=== GIVEN TASK ===
Where a line contains the word "built", copy that line in full.

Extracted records
::::::

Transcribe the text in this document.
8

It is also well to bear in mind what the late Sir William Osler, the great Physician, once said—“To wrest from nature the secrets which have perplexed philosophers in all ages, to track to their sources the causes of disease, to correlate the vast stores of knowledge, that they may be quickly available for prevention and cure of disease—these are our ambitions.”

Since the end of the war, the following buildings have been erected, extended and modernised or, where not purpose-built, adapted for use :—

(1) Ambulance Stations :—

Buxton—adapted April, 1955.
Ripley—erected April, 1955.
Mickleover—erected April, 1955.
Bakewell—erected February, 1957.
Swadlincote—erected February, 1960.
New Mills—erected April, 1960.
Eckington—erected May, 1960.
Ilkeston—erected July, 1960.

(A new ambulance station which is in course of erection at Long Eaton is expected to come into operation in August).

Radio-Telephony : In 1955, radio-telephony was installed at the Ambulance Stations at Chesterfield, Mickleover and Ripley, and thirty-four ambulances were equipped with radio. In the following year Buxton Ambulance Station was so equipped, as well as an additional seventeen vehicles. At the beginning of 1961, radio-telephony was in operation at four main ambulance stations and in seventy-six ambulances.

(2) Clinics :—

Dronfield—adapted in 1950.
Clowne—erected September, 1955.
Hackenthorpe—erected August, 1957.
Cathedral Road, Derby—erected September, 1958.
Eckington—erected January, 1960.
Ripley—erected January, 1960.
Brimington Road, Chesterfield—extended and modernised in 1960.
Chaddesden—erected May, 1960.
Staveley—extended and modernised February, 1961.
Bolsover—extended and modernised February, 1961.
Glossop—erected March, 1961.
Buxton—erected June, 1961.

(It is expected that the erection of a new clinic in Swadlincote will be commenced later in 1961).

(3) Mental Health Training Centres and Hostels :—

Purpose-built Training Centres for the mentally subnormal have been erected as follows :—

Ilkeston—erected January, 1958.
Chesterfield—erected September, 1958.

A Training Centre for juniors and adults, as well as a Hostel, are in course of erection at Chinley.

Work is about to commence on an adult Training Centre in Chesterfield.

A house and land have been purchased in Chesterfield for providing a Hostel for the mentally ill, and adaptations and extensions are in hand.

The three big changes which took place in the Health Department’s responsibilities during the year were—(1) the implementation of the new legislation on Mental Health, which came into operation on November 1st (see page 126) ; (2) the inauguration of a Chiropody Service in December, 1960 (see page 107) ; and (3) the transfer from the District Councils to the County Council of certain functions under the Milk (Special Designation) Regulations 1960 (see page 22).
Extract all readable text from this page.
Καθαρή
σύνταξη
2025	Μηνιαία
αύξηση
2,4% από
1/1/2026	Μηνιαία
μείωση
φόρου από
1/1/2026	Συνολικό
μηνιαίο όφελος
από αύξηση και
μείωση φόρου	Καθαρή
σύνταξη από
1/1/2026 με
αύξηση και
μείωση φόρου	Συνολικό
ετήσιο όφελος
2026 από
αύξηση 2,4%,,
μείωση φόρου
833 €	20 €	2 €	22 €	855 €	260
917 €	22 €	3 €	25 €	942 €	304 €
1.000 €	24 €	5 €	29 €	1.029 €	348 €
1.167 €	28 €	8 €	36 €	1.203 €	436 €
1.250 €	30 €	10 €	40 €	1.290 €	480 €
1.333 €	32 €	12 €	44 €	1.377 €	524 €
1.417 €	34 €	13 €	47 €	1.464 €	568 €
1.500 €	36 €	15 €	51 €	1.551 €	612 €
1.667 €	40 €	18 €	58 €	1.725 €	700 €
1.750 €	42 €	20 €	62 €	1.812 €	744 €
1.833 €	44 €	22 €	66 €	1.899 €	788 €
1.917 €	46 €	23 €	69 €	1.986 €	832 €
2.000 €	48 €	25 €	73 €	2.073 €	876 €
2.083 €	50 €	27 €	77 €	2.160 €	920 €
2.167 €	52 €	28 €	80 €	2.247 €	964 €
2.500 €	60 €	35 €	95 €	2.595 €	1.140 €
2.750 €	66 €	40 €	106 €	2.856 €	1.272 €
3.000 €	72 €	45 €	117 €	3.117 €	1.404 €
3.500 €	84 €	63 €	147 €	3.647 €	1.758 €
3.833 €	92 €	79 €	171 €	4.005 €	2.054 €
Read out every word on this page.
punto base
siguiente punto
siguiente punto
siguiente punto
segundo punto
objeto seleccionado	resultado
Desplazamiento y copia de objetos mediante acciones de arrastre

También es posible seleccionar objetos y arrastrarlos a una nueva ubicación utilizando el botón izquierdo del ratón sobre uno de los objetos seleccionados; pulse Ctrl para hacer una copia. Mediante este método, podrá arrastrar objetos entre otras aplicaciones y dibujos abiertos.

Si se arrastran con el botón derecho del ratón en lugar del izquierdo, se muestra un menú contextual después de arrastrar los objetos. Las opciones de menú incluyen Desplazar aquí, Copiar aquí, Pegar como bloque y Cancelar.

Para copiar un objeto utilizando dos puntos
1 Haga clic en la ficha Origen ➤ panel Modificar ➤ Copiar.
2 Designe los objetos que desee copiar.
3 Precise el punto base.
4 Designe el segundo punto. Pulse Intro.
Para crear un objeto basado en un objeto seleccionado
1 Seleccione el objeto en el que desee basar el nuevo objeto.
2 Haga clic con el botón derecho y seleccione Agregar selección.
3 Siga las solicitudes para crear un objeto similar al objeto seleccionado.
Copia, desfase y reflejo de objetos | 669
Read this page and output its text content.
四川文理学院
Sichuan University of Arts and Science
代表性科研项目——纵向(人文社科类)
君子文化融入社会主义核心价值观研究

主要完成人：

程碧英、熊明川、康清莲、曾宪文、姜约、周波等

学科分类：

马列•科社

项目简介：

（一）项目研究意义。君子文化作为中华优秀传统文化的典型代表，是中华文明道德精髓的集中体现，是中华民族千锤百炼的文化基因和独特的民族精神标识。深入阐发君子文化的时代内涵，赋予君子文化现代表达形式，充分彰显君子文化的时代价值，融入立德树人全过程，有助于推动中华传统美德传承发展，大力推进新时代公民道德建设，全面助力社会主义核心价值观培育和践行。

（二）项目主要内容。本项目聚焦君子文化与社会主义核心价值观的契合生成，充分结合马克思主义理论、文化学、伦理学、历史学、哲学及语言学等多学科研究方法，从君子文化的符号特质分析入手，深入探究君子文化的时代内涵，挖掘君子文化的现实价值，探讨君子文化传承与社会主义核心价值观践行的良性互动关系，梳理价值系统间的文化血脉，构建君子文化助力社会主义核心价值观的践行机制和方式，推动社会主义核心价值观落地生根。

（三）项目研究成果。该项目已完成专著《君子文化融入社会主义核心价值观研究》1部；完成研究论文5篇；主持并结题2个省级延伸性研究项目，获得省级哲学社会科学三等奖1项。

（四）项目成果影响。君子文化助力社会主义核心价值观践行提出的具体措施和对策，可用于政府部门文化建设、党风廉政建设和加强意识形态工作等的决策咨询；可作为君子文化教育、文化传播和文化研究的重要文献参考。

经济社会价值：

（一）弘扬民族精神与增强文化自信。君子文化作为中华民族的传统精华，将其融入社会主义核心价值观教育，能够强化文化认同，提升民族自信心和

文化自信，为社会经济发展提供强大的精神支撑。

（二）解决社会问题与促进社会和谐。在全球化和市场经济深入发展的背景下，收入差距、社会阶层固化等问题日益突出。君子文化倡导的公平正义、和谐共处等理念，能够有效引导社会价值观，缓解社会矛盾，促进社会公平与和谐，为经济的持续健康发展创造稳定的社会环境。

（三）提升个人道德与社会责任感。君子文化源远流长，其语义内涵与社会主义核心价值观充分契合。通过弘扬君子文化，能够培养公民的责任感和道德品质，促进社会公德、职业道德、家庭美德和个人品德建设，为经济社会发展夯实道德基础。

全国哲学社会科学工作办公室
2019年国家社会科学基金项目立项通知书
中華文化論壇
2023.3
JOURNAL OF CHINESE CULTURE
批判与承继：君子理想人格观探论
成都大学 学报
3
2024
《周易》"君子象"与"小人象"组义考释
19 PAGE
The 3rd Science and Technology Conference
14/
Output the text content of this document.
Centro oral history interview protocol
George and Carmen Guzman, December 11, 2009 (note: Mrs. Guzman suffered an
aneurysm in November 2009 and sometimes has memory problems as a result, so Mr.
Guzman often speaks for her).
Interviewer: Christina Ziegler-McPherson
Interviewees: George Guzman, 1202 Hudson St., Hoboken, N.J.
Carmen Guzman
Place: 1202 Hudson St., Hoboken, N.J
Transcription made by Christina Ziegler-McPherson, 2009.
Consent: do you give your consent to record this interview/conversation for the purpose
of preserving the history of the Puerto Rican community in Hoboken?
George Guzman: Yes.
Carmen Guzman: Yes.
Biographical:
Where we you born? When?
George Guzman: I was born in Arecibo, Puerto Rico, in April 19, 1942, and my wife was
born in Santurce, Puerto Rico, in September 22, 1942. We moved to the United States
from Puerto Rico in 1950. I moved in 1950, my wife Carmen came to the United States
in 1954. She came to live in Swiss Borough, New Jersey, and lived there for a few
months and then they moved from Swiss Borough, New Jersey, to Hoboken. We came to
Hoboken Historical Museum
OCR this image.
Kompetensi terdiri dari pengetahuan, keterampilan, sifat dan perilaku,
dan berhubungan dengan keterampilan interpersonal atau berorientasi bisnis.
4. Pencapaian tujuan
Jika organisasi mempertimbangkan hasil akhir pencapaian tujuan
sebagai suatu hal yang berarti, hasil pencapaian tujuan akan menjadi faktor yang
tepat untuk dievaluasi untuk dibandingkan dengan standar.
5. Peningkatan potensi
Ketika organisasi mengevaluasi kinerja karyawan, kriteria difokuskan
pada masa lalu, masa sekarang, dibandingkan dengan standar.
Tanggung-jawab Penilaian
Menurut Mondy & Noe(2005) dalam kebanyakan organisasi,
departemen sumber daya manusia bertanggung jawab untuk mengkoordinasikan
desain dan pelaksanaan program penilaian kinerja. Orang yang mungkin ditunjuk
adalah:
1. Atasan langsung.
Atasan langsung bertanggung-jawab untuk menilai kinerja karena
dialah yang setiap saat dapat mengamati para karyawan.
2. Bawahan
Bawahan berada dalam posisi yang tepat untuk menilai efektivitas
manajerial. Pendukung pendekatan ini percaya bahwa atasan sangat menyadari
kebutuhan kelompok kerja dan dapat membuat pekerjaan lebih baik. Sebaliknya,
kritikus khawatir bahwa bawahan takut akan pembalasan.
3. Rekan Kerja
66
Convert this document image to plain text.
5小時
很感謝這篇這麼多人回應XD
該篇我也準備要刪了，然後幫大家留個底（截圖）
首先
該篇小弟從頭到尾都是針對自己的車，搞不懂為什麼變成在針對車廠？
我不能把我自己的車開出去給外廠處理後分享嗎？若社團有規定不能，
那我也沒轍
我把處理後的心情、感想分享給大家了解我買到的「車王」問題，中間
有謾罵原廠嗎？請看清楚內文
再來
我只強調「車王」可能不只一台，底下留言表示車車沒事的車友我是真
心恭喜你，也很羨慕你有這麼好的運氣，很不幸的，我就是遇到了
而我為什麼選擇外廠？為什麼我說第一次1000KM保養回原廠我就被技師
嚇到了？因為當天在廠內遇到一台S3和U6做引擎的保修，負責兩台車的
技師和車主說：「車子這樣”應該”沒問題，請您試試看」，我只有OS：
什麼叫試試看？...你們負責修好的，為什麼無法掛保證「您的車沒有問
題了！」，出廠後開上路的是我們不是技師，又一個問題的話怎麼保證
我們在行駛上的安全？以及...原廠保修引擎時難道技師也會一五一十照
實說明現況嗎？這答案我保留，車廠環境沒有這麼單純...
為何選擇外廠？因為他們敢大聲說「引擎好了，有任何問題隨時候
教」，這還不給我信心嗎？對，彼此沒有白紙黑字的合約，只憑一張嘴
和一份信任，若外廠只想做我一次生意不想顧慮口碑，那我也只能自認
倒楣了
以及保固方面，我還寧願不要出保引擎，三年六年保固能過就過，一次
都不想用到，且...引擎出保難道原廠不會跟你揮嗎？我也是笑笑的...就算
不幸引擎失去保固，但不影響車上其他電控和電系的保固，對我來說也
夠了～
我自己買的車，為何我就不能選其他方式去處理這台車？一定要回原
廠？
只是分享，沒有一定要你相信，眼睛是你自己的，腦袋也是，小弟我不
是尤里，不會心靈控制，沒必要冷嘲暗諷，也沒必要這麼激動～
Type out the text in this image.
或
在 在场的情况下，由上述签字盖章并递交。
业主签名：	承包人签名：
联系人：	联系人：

::::::

=== RESPONSE FOR THIS EXERCISE ===
Since the end of the war, the following buildings have been erected, extended and modernised or, where not purpose-built, adapted for use :—
Purpose-built Training Centres for the mentally subnormal have been erected as follows :—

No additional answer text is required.